::: Input data

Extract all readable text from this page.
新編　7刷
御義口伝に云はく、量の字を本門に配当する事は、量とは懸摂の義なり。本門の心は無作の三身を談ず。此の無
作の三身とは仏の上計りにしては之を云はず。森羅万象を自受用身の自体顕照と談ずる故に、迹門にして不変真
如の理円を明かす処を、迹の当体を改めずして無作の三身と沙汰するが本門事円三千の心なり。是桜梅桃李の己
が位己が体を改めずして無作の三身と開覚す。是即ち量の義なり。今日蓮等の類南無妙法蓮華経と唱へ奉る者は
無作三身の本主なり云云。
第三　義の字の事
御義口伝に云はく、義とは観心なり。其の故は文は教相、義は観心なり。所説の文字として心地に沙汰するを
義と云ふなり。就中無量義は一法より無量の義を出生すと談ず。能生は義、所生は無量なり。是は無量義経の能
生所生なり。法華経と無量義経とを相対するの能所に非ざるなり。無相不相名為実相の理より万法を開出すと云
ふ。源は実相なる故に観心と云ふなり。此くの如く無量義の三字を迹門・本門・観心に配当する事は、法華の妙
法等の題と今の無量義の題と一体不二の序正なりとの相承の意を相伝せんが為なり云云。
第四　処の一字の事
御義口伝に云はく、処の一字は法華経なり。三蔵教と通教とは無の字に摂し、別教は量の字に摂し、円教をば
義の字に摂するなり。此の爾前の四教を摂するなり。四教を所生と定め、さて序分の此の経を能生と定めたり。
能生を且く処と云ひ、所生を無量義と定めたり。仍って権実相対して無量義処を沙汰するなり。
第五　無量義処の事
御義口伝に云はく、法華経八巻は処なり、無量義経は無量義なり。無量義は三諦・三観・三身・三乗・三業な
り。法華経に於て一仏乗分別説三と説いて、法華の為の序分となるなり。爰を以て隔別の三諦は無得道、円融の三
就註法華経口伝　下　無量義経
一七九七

::::::

● Aim of the task: Above are the records; copy all of them exactly.

● Solved problem:
Extract all readable text from this page.
新編　7刷
御義口伝に云はく、量の字を本門に配当する事は、量とは懸摂の義なり。本門の心は無作の三身を談ず。此の無
作の三身とは仏の上計りにしては之を云はず。森羅万象を自受用身の自体顕照と談ずる故に、迹門にして不変真
如の理円を明かす処を、迹の当体を改めずして無作の三身と沙汰するが本門事円三千の心なり。是桜梅桃李の己
が位己が体を改めずして無作の三身と開覚す。是即ち量の義なり。今日蓮等の類南無妙法蓮華経と唱へ奉る者は
無作三身の本主なり云云。
第三　義の字の事
御義口伝に云はく、義とは観心なり。其の故は文は教相、義は観心なり。所説の文字として心地に沙汰するを
義と云ふなり。就中無量義は一法より無量の義を出生すと談ず。能生は義、所生は無量なり。是は無量義経の能
生所生なり。法華経と無量義経とを相対するの能所に非ざるなり。無相不相名為実相の理より万法を開出すと云
ふ。源は実相なる故に観心と云ふなり。此くの如く無量義の三字を迹門・本門・観心に配当する事は、法華の妙
法等の題と今の無量義の題と一体不二の序正なりとの相承の意を相伝せんが為なり云云。
第四　処の一字の事
御義口伝に云はく、処の一字は法華経なり。三蔵教と通教とは無の字に摂し、別教は量の字に摂し、円教をば
義の字に摂するなり。此の爾前の四教を摂するなり。四教を所生と定め、さて序分の此の経を能生と定めたり。
能生を且く処と云ひ、所生を無量義と定めたり。仍って権実相対して無量義処を沙汰するなり。
第五　無量義処の事
御義口伝に云はく、法華経八巻は処なり、無量義経は無量義なり。無量義は三諦・三観・三身・三乗・三業な
り。法華経に於て一仏乗分別説三と説いて、法華の為の序分となるなり。爰を以て隔別の三諦は無得道、円融の三
就註法華経口伝　下　無量義経
一七九七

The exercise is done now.